> STATED PROBLEM:
Pull out every line of the listing below where "enable" appears.

--- start of INPUT ---

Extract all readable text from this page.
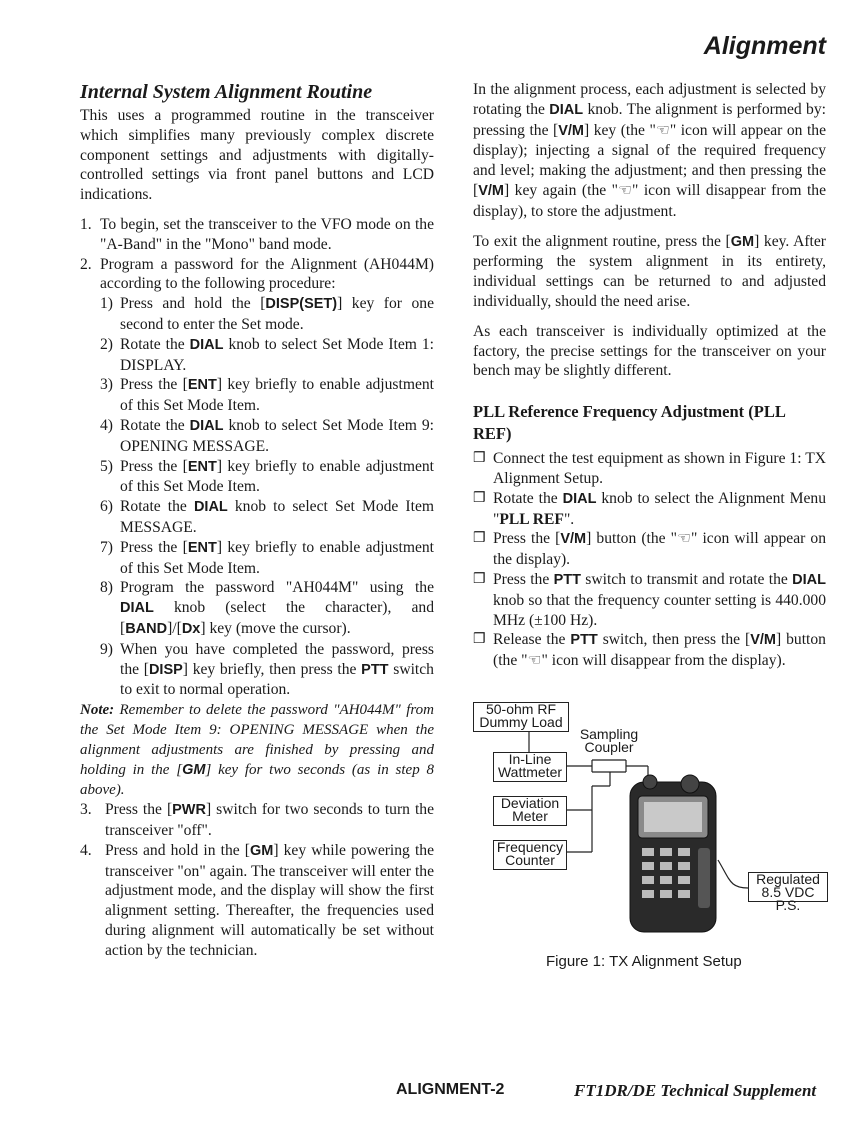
Alignment
Internal System Alignment Routine

This uses a programmed routine in the transceiver which simplifies many previously complex discrete component settings and adjustments with digitally-controlled settings via front panel buttons and LCD indications.

1. To begin, set the transceiver to the VFO mode on the "A-Band" in the "Mono" band mode.
2. Program a password for the Alignment (AH044M) according to the following procedure:
1) Press and hold the [DISP(SET)] key for one second to enter the Set mode.
2) Rotate the DIAL knob to select Set Mode Item 1: DISPLAY.
3) Press the [ENT] key briefly to enable adjustment of this Set Mode Item.
4) Rotate the DIAL knob to select Set Mode Item 9: OPENING MESSAGE.
5) Press the [ENT] key briefly to enable adjustment of this Set Mode Item.
6) Rotate the DIAL knob to select Set Mode Item MESSAGE.
7) Press the [ENT] key briefly to enable adjustment of this Set Mode Item.
8) Program the password "AH044M" using the DIAL knob (select the character), and [BAND]/[Dx] key (move the cursor).
9) When you have completed the password, press the [DISP] key briefly, then press the PTT switch to exit to normal operation.

Note: Remember to delete the password "AH044M" from the Set Mode Item 9: OPENING MESSAGE when the alignment adjustments are finished by pressing and holding in the [GM] key for two seconds (as in step 8 above).

3. Press the [PWR] switch for two seconds to turn the transceiver "off".
4. Press and hold in the [GM] key while powering the transceiver "on" again. The transceiver will enter the adjustment mode, and the display will show the first alignment setting. Thereafter, the frequencies used during alignment will automatically be set without action by the technician.

In the alignment process, each adjustment is selected by rotating the DIAL knob. The alignment is performed by: pressing the [V/M] key (the "☜" icon will appear on the display); injecting a signal of the required frequency and level; making the adjustment; and then pressing the [V/M] key again (the "☜" icon will disappear from the display), to store the adjustment.

To exit the alignment routine, press the [GM] key. After performing the system alignment in its entirety, individual settings can be returned to and adjusted individually, should the need arise.

As each transceiver is individually optimized at the factory, the precise settings for the transceiver on your bench may be slightly different.

PLL Reference Frequency Adjustment (PLL REF)
❒ Connect the test equipment as shown in Figure 1: TX Alignment Setup.
❒ Rotate the DIAL knob to select the Alignment Menu "PLL REF".
❒ Press the [V/M] button (the "☜" icon will appear on the display).
❒ Press the PTT switch to transmit and rotate the DIAL knob so that the frequency counter setting is 440.000 MHz (±100 Hz).
❒ Release the PTT switch, then press the [V/M] button (the "☜" icon will disappear from the display).
50-ohm RF
Dummy Load
Sampling
Coupler
In-Line
Wattmeter
Deviation
Meter
Frequency
Counter
Regulated
8.5 VDC P.S.
Figure 1: TX Alignment Setup
ALIGNMENT-2	FT1DR/DE Technical Supplement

--- end of INPUT ---

> SOLUTION:
3) Press the [ENT] key briefly to enable adjustment of this Set Mode Item.
5) Press the [ENT] key briefly to enable adjustment of this Set Mode Item.
7) Press the [ENT] key briefly to enable adjustment of this Set Mode Item.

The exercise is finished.